Data entries
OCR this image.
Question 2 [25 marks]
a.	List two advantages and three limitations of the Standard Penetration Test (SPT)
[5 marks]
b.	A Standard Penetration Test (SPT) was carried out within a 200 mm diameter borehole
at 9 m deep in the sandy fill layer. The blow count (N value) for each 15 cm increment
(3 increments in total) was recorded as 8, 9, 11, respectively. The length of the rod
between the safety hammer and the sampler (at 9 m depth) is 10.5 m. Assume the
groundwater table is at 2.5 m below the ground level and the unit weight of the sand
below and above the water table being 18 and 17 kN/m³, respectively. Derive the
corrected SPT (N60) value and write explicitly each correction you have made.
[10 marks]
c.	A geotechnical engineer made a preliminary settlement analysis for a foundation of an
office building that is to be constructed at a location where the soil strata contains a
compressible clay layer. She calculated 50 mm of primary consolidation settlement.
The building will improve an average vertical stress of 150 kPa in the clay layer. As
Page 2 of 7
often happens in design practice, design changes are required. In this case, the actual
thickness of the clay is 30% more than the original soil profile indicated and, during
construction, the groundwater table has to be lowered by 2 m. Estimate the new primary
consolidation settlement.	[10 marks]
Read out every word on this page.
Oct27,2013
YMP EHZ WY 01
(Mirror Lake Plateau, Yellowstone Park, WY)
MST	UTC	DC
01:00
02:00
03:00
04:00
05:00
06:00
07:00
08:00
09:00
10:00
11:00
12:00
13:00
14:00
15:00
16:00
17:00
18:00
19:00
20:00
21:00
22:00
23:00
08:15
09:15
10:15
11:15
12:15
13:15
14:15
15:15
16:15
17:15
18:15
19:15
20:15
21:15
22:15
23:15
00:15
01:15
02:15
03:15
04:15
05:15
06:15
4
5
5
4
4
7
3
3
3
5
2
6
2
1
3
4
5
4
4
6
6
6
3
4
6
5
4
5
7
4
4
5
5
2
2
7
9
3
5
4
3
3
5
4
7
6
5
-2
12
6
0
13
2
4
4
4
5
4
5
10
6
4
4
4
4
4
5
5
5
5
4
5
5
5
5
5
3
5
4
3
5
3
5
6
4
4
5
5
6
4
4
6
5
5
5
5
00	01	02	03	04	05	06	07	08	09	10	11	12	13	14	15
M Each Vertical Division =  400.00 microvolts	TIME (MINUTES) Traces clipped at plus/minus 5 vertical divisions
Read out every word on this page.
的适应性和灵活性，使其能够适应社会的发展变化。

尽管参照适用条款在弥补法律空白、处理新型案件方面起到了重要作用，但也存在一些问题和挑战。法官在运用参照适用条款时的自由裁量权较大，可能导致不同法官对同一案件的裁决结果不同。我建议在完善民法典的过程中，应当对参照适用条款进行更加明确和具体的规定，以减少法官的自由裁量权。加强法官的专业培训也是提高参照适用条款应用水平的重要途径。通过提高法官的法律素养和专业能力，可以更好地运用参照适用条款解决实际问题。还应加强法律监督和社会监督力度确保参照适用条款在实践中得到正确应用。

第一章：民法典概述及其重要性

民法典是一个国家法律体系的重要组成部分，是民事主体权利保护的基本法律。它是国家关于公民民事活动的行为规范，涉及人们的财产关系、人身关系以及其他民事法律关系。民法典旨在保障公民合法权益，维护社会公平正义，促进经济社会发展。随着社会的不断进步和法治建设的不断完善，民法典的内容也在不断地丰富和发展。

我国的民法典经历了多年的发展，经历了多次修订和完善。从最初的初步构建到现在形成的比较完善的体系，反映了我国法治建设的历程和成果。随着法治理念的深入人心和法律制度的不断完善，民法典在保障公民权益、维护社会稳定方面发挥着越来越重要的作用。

_SHORT EXERCISE:_ Transcribe every entry exactly.

_SOLUTION TO THE PROBLEM:_
OCR this image.
Question 2 [25 marks]
a.	List two advantages and three limitations of the Standard Penetration Test (SPT)
[5 marks]
b.	A Standard Penetration Test (SPT) was carried out within a 200 mm diameter borehole
at 9 m deep in the sandy fill layer. The blow count (N value) for each 15 cm increment
(3 increments in total) was recorded as 8, 9, 11, respectively. The length of the rod
between the safety hammer and the sampler (at 9 m depth) is 10.5 m. Assume the
groundwater table is at 2.5 m below the ground level and the unit weight of the sand
below and above the water table being 18 and 17 kN/m³, respectively. Derive the
corrected SPT (N60) value and write explicitly each correction you have made.
[10 marks]
c.	A geotechnical engineer made a preliminary settlement analysis for a foundation of an
office building that is to be constructed at a location where the soil strata contains a
compressible clay layer. She calculated 50 mm of primary consolidation settlement.
The building will improve an average vertical stress of 150 kPa in the clay layer. As
Page 2 of 7
often happens in design practice, design changes are required. In this case, the actual
thickness of the clay is 30% more than the original soil profile indicated and, during
construction, the groundwater table has to be lowered by 2 m. Estimate the new primary
consolidation settlement.	[10 marks]
Read out every word on this page.
Oct27,2013
YMP EHZ WY 01
(Mirror Lake Plateau, Yellowstone Park, WY)
MST	UTC	DC
01:00
02:00
03:00
04:00
05:00
06:00
07:00
08:00
09:00
10:00
11:00
12:00
13:00
14:00
15:00
16:00
17:00
18:00
19:00
20:00
21:00
22:00
23:00
08:15
09:15
10:15
11:15
12:15
13:15
14:15
15:15
16:15
17:15
18:15
19:15
20:15
21:15
22:15
23:15
00:15
01:15
02:15
03:15
04:15
05:15
06:15
4
5
5
4
4
7
3
3
3
5
2
6
2
1
3
4
5
4
4
6
6
6
3
4
6
5
4
5
7
4
4
5
5
2
2
7
9
3
5
4
3
3
5
4
7
6
5
-2
12
6
0
13
2
4
4
4
5
4
5
10
6
4
4
4
4
4
5
5
5
5
4
5
5
5
5
5
3
5
4
3
5
3
5
6
4
4
5
5
6
4
4
6
5
5
5
5
00	01	02	03	04	05	06	07	08	09	10	11	12	13	14	15
M Each Vertical Division =  400.00 microvolts	TIME (MINUTES) Traces clipped at plus/minus 5 vertical divisions
Read out every word on this page.
的适应性和灵活性，使其能够适应社会的发展变化。

尽管参照适用条款在弥补法律空白、处理新型案件方面起到了重要作用，但也存在一些问题和挑战。法官在运用参照适用条款时的自由裁量权较大，可能导致不同法官对同一案件的裁决结果不同。我建议在完善民法典的过程中，应当对参照适用条款进行更加明确和具体的规定，以减少法官的自由裁量权。加强法官的专业培训也是提高参照适用条款应用水平的重要途径。通过提高法官的法律素养和专业能力，可以更好地运用参照适用条款解决实际问题。还应加强法律监督和社会监督力度确保参照适用条款在实践中得到正确应用。

第一章：民法典概述及其重要性

民法典是一个国家法律体系的重要组成部分，是民事主体权利保护的基本法律。它是国家关于公民民事活动的行为规范，涉及人们的财产关系、人身关系以及其他民事法律关系。民法典旨在保障公民合法权益，维护社会公平正义，促进经济社会发展。随着社会的不断进步和法治建设的不断完善，民法典的内容也在不断地丰富和发展。

我国的民法典经历了多年的发展，经历了多次修订和完善。从最初的初步构建到现在形成的比较完善的体系，反映了我国法治建设的历程和成果。随着法治理念的深入人心和法律制度的不断完善，民法典在保障公民权益、维护社会稳定方面发挥着越来越重要的作用。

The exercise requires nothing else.